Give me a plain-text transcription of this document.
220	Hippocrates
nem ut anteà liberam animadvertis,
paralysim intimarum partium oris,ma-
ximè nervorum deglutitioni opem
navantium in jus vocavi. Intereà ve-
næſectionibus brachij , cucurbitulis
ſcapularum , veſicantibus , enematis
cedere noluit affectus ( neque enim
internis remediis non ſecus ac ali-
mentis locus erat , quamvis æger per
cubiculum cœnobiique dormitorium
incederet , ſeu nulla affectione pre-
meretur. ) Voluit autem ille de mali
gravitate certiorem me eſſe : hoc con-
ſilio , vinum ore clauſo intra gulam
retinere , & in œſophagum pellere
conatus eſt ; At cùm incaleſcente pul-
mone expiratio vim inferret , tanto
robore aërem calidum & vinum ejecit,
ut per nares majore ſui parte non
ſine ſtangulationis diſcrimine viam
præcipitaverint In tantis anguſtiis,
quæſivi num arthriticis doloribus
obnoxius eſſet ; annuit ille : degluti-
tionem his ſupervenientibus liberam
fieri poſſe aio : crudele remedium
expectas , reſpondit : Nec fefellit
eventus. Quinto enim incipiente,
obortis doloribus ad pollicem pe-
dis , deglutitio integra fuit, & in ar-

______________________________

→ Direction
Copy all the lines, exactly.

→ Output for this exercise
Give me a plain-text transcription of this document.
220	Hippocrates
nem ut anteà liberam animadvertis,
paralysim intimarum partium oris,ma-
ximè nervorum deglutitioni opem
navantium in jus vocavi. Intereà ve-
næſectionibus brachij , cucurbitulis
ſcapularum , veſicantibus , enematis
cedere noluit affectus ( neque enim
internis remediis non ſecus ac ali-
mentis locus erat , quamvis æger per
cubiculum cœnobiique dormitorium
incederet , ſeu nulla affectione pre-
meretur. ) Voluit autem ille de mali
gravitate certiorem me eſſe : hoc con-
ſilio , vinum ore clauſo intra gulam
retinere , & in œſophagum pellere
conatus eſt ; At cùm incaleſcente pul-
mone expiratio vim inferret , tanto
robore aërem calidum & vinum ejecit,
ut per nares majore ſui parte non
ſine ſtangulationis diſcrimine viam
præcipitaverint In tantis anguſtiis,
quæſivi num arthriticis doloribus
obnoxius eſſet ; annuit ille : degluti-
tionem his ſupervenientibus liberam
fieri poſſe aio : crudele remedium
expectas , reſpondit : Nec fefellit
eventus. Quinto enim incipiente,
obortis doloribus ad pollicem pe-
dis , deglutitio integra fuit, & in ar-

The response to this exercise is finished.